[Records]
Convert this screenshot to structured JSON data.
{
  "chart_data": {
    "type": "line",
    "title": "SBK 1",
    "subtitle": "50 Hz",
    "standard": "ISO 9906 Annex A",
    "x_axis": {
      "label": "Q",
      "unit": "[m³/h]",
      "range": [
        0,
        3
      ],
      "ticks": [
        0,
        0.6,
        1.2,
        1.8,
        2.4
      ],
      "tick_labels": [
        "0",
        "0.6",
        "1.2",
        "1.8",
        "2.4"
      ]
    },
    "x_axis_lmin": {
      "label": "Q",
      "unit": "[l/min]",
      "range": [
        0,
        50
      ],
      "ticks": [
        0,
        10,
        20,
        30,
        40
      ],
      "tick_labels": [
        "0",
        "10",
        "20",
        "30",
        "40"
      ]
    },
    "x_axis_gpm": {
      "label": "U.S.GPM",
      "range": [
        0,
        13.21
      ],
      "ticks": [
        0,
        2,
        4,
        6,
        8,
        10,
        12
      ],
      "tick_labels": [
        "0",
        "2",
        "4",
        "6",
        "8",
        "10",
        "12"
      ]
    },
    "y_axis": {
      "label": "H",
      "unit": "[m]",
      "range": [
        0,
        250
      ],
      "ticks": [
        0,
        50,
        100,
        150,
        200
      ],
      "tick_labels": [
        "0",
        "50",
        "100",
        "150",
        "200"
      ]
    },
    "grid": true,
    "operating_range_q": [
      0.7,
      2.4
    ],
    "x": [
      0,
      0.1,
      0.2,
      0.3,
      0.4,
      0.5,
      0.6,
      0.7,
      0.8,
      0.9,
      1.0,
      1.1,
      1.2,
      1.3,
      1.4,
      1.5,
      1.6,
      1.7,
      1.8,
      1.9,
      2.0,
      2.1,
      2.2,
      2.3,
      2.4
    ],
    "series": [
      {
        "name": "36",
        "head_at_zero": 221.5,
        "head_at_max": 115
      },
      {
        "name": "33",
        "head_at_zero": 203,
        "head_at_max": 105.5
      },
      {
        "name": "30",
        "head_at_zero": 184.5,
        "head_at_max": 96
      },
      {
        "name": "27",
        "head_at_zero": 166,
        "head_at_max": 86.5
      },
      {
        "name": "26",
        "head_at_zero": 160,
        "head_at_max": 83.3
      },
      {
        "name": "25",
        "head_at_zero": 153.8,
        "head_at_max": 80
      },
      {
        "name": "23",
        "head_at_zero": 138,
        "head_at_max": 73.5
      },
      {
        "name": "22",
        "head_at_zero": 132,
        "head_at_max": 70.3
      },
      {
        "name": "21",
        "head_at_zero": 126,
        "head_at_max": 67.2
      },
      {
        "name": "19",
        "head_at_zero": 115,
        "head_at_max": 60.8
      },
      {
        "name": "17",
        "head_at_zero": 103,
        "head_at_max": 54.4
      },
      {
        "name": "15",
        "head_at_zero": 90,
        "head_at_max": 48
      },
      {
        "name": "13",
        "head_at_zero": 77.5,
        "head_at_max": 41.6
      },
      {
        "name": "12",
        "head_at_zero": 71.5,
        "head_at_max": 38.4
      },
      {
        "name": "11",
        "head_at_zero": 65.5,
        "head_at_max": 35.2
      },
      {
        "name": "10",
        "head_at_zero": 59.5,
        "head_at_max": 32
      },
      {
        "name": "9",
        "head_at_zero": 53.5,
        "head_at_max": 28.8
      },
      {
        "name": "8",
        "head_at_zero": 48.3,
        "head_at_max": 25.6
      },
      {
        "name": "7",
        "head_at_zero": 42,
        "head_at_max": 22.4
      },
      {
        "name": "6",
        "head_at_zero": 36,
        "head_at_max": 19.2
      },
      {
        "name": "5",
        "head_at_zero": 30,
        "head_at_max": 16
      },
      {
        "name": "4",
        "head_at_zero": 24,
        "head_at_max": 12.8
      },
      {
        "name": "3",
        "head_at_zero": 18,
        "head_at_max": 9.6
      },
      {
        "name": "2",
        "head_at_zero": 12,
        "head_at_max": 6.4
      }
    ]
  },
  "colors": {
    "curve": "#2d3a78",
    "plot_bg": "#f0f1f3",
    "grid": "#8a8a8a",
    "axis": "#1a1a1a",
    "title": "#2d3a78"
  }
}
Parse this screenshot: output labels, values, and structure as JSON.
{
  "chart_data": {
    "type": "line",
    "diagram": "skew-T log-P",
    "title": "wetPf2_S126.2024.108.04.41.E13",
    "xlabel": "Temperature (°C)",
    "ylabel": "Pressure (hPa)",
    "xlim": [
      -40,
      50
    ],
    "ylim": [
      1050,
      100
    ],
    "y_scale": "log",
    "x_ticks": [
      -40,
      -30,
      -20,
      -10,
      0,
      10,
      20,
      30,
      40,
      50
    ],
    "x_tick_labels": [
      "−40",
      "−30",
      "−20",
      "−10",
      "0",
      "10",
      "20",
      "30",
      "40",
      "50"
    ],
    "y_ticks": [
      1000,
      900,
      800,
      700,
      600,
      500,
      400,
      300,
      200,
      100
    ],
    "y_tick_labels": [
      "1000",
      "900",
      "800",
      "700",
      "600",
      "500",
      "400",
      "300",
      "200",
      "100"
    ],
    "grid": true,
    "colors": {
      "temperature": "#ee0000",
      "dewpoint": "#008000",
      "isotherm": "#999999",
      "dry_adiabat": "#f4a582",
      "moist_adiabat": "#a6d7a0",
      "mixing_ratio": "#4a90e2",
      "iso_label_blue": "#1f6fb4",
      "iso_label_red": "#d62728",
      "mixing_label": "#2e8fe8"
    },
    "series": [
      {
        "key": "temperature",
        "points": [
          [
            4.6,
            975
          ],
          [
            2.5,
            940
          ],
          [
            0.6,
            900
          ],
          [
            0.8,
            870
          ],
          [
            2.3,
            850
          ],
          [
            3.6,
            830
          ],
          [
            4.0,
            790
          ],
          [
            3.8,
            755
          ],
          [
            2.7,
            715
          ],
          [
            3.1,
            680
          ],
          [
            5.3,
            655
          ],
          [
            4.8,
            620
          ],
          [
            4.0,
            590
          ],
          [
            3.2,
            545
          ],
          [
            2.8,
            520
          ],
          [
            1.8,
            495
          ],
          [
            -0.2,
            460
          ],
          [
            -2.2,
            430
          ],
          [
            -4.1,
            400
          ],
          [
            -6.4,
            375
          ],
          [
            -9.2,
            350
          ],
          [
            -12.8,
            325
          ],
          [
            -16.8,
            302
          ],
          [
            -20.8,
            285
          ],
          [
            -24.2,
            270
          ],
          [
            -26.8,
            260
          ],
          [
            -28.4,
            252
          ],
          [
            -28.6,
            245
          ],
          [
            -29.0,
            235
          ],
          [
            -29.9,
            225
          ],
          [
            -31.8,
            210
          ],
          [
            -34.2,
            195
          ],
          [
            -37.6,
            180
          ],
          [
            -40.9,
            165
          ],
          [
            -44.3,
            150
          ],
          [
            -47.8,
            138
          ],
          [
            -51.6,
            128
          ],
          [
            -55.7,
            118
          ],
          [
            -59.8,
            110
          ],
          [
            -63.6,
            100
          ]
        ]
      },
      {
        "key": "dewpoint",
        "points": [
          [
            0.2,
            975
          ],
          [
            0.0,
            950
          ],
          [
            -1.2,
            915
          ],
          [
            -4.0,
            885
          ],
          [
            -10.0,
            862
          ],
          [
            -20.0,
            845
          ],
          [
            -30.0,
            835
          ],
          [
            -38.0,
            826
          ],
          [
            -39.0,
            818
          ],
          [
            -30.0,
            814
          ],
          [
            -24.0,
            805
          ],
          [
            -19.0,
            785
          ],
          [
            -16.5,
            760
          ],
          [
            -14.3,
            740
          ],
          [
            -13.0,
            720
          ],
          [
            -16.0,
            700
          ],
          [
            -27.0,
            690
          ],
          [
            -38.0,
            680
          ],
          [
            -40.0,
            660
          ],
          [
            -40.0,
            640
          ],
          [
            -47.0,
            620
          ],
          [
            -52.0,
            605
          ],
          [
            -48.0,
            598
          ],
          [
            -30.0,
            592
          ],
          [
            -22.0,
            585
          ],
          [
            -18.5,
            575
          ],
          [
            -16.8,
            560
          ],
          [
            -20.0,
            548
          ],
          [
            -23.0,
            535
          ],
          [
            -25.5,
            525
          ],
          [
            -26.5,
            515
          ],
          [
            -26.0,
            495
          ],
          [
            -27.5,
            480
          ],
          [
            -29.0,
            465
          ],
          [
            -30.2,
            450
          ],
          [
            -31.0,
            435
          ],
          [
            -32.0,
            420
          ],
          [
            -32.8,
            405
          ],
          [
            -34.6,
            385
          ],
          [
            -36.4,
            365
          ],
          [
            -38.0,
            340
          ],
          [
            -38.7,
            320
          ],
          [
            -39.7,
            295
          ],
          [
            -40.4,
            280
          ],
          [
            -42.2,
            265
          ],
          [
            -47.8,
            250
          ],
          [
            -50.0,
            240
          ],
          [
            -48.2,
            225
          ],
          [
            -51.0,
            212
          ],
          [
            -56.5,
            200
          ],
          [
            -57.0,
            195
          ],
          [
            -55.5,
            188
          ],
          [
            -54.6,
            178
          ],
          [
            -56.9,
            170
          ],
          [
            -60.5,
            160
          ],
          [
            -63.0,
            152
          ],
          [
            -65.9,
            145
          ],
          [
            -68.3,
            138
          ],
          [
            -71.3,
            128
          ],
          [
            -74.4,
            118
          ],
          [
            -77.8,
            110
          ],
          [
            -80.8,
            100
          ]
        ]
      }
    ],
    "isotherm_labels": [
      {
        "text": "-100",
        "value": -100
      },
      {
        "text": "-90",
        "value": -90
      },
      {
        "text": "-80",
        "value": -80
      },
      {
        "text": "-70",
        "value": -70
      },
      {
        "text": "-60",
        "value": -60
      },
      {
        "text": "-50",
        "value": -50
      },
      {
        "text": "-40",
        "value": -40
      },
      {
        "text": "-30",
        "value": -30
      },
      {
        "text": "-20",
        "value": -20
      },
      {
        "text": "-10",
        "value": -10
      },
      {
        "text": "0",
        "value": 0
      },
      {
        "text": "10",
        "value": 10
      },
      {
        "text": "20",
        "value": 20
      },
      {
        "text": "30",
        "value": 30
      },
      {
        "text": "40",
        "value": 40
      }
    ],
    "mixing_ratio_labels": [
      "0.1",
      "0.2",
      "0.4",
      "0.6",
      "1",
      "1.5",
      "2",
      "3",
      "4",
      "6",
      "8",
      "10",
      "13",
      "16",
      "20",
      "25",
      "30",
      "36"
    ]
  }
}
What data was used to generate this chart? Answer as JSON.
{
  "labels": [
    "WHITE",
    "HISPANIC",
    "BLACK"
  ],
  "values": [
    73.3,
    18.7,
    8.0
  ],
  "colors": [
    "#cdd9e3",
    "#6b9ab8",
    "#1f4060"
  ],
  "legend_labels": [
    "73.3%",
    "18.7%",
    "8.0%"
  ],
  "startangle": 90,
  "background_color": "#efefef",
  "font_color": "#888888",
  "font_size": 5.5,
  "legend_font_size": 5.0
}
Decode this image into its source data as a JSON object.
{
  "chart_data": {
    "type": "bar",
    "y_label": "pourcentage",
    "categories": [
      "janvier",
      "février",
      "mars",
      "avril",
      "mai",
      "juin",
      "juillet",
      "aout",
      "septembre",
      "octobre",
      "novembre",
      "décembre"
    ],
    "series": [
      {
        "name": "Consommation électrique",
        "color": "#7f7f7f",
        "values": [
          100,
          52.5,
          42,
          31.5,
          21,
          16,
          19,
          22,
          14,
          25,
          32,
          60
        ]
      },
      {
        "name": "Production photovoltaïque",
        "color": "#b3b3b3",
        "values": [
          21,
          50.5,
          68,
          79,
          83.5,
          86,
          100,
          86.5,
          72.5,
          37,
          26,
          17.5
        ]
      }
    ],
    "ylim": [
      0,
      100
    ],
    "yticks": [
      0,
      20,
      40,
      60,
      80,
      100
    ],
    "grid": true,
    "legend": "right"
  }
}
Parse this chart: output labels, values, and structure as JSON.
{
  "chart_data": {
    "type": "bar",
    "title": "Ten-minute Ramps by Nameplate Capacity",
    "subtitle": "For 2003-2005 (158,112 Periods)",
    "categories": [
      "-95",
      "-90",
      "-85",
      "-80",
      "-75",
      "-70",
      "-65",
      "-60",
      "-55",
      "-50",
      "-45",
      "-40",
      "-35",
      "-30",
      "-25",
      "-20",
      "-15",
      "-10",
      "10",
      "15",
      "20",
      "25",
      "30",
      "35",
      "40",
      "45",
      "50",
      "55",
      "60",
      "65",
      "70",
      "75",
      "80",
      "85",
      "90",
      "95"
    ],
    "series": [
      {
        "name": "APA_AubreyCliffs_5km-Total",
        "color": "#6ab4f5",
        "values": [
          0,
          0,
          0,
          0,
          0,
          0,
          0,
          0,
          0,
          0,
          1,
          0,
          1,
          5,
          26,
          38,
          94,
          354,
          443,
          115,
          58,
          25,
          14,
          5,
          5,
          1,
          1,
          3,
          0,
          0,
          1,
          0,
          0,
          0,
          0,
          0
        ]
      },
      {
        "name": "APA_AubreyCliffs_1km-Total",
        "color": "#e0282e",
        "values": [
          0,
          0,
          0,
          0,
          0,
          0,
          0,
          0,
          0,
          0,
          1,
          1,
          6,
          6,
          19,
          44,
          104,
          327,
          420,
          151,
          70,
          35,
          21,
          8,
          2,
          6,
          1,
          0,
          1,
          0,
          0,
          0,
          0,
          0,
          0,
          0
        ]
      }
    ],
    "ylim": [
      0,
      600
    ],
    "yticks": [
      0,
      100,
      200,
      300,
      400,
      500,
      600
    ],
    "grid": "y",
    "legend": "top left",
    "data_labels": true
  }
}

_WRITTEN TASK_
Work out how many lines above contain the word "JSON". Give only the number.

_FINAL RESULT_
5